§ **TO BE DONE**: Write out the material again word for word, dropping any images it holds.

═══ GIVEN ENTRIES ═══

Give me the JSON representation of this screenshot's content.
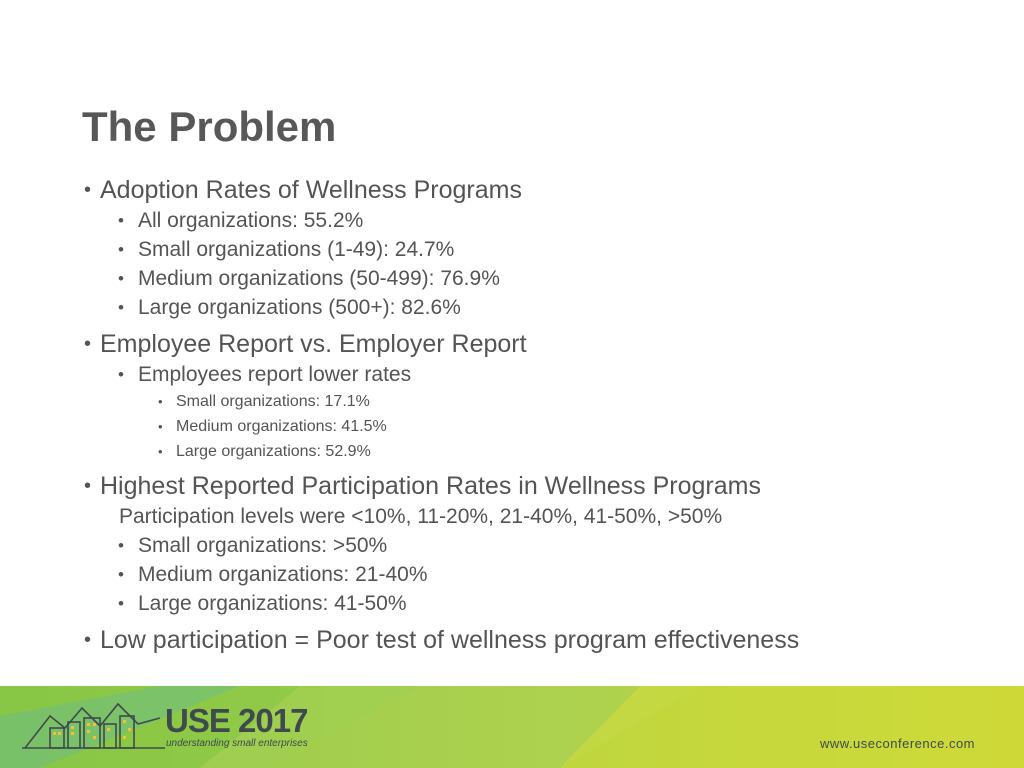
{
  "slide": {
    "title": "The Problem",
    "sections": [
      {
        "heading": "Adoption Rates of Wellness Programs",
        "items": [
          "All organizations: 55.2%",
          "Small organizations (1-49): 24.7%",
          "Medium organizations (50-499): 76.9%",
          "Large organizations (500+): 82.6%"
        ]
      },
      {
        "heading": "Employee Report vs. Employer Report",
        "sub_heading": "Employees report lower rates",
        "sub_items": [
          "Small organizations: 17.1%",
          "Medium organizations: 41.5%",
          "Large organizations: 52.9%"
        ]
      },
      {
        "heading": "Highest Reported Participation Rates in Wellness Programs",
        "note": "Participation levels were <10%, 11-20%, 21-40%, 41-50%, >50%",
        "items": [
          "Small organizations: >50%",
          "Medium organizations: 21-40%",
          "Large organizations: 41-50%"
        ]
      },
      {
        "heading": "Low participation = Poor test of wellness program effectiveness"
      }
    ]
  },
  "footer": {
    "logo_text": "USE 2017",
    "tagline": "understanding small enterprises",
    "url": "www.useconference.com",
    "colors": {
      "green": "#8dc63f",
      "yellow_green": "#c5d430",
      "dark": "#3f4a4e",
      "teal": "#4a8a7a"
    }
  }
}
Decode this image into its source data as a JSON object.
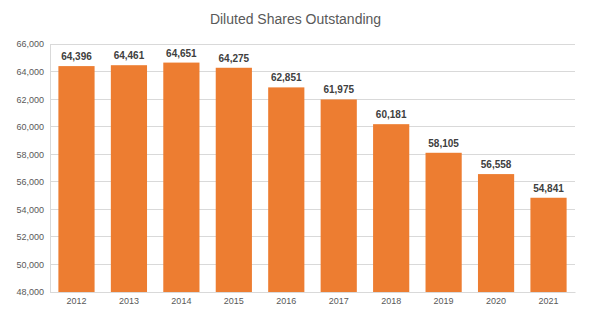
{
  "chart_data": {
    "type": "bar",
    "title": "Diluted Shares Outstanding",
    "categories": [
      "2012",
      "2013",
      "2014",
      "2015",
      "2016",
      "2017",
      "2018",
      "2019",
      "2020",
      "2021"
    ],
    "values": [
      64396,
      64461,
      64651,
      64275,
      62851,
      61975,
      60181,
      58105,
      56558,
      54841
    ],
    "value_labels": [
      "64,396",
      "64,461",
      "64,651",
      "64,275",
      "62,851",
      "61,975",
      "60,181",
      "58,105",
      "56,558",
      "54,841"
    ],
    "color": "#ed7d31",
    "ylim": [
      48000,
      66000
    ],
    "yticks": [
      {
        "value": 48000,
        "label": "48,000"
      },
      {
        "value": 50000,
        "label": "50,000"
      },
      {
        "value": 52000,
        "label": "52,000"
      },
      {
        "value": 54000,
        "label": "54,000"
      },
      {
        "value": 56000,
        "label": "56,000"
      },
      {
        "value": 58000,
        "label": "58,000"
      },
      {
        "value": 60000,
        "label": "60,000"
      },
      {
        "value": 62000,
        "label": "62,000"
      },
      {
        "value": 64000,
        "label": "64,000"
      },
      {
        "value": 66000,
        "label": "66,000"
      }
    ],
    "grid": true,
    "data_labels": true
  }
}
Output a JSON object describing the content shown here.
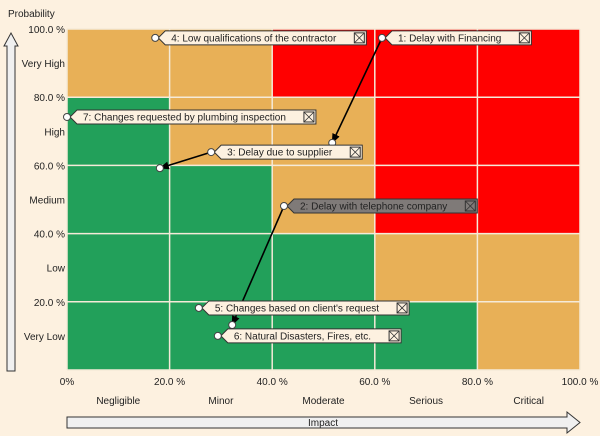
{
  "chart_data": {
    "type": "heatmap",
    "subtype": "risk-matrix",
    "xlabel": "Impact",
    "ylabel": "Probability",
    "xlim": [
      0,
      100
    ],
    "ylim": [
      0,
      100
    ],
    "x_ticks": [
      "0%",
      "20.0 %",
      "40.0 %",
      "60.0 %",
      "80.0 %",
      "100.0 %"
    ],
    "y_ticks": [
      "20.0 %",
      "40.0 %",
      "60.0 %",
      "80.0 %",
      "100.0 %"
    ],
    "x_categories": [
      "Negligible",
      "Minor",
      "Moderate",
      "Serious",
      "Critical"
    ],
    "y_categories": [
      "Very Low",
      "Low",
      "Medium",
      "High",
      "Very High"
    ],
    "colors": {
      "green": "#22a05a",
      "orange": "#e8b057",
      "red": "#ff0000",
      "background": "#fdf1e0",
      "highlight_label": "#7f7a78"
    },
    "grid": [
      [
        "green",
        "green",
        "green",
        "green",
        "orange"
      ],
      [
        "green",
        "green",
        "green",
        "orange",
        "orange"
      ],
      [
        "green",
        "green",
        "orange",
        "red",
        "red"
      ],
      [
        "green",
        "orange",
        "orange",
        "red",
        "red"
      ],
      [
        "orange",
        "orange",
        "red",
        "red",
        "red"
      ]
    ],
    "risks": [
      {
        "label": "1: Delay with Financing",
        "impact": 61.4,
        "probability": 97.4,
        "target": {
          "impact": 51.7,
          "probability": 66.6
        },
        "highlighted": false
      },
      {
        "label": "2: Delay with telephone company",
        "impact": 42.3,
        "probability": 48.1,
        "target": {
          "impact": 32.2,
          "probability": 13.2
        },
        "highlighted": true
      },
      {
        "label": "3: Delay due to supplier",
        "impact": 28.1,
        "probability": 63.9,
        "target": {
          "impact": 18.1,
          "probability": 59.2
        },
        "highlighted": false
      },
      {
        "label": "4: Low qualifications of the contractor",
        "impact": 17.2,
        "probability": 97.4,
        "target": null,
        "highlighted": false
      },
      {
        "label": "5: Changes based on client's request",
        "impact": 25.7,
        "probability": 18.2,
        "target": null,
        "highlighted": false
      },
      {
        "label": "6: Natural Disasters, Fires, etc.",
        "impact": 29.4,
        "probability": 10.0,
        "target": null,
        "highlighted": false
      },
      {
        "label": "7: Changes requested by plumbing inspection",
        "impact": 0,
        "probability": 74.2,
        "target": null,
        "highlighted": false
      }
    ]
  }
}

═══

§ **OUTPUT OF THE EXERCISE**:
Give me the JSON representation of this screenshot's content.
{
  "slide": {
    "title": "The Problem",
    "sections": [
      {
        "heading": "Adoption Rates of Wellness Programs",
        "items": [
          "All organizations: 55.2%",
          "Small organizations (1-49): 24.7%",
          "Medium organizations (50-499): 76.9%",
          "Large organizations (500+): 82.6%"
        ]
      },
      {
        "heading": "Employee Report vs. Employer Report",
        "sub_heading": "Employees report lower rates",
        "sub_items": [
          "Small organizations: 17.1%",
          "Medium organizations: 41.5%",
          "Large organizations: 52.9%"
        ]
      },
      {
        "heading": "Highest Reported Participation Rates in Wellness Programs",
        "note": "Participation levels were <10%, 11-20%, 21-40%, 41-50%, >50%",
        "items": [
          "Small organizations: >50%",
          "Medium organizations: 21-40%",
          "Large organizations: 41-50%"
        ]
      },
      {
        "heading": "Low participation = Poor test of wellness program effectiveness"
      }
    ]
  },
  "footer": {
    "logo_text": "USE 2017",
    "tagline": "understanding small enterprises",
    "url": "www.useconference.com",
    "colors": {
      "green": "#8dc63f",
      "yellow_green": "#c5d430",
      "dark": "#3f4a4e",
      "teal": "#4a8a7a"
    }
  }
}
Decode this image into its source data as a JSON object.
{
  "chart_data": {
    "type": "bar",
    "title": "Diluted Shares Outstanding",
    "categories": [
      "2012",
      "2013",
      "2014",
      "2015",
      "2016",
      "2017",
      "2018",
      "2019",
      "2020",
      "2021"
    ],
    "values": [
      64396,
      64461,
      64651,
      64275,
      62851,
      61975,
      60181,
      58105,
      56558,
      54841
    ],
    "value_labels": [
      "64,396",
      "64,461",
      "64,651",
      "64,275",
      "62,851",
      "61,975",
      "60,181",
      "58,105",
      "56,558",
      "54,841"
    ],
    "color": "#ed7d31",
    "ylim": [
      48000,
      66000
    ],
    "yticks": [
      {
        "value": 48000,
        "label": "48,000"
      },
      {
        "value": 50000,
        "label": "50,000"
      },
      {
        "value": 52000,
        "label": "52,000"
      },
      {
        "value": 54000,
        "label": "54,000"
      },
      {
        "value": 56000,
        "label": "56,000"
      },
      {
        "value": 58000,
        "label": "58,000"
      },
      {
        "value": 60000,
        "label": "60,000"
      },
      {
        "value": 62000,
        "label": "62,000"
      },
      {
        "value": 64000,
        "label": "64,000"
      },
      {
        "value": 66000,
        "label": "66,000"
      }
    ],
    "grid": true,
    "data_labels": true
  }
}
Output a JSON object describing the content shown here.
{
  "chart_data": {
    "type": "heatmap",
    "subtype": "risk-matrix",
    "xlabel": "Impact",
    "ylabel": "Probability",
    "xlim": [
      0,
      100
    ],
    "ylim": [
      0,
      100
    ],
    "x_ticks": [
      "0%",
      "20.0 %",
      "40.0 %",
      "60.0 %",
      "80.0 %",
      "100.0 %"
    ],
    "y_ticks": [
      "20.0 %",
      "40.0 %",
      "60.0 %",
      "80.0 %",
      "100.0 %"
    ],
    "x_categories": [
      "Negligible",
      "Minor",
      "Moderate",
      "Serious",
      "Critical"
    ],
    "y_categories": [
      "Very Low",
      "Low",
      "Medium",
      "High",
      "Very High"
    ],
    "colors": {
      "green": "#22a05a",
      "orange": "#e8b057",
      "red": "#ff0000",
      "background": "#fdf1e0",
      "highlight_label": "#7f7a78"
    },
    "grid": [
      [
        "green",
        "green",
        "green",
        "green",
        "orange"
      ],
      [
        "green",
        "green",
        "green",
        "orange",
        "orange"
      ],
      [
        "green",
        "green",
        "orange",
        "red",
        "red"
      ],
      [
        "green",
        "orange",
        "orange",
        "red",
        "red"
      ],
      [
        "orange",
        "orange",
        "red",
        "red",
        "red"
      ]
    ],
    "risks": [
      {
        "label": "1: Delay with Financing",
        "impact": 61.4,
        "probability": 97.4,
        "target": {
          "impact": 51.7,
          "probability": 66.6
        },
        "highlighted": false
      },
      {
        "label": "2: Delay with telephone company",
        "impact": 42.3,
        "probability": 48.1,
        "target": {
          "impact": 32.2,
          "probability": 13.2
        },
        "highlighted": true
      },
      {
        "label": "3: Delay due to supplier",
        "impact": 28.1,
        "probability": 63.9,
        "target": {
          "impact": 18.1,
          "probability": 59.2
        },
        "highlighted": false
      },
      {
        "label": "4: Low qualifications of the contractor",
        "impact": 17.2,
        "probability": 97.4,
        "target": null,
        "highlighted": false
      },
      {
        "label": "5: Changes based on client's request",
        "impact": 25.7,
        "probability": 18.2,
        "target": null,
        "highlighted": false
      },
      {
        "label": "6: Natural Disasters, Fires, etc.",
        "impact": 29.4,
        "probability": 10.0,
        "target": null,
        "highlighted": false
      },
      {
        "label": "7: Changes requested by plumbing inspection",
        "impact": 0,
        "probability": 74.2,
        "target": null,
        "highlighted": false
      }
    ]
  }
}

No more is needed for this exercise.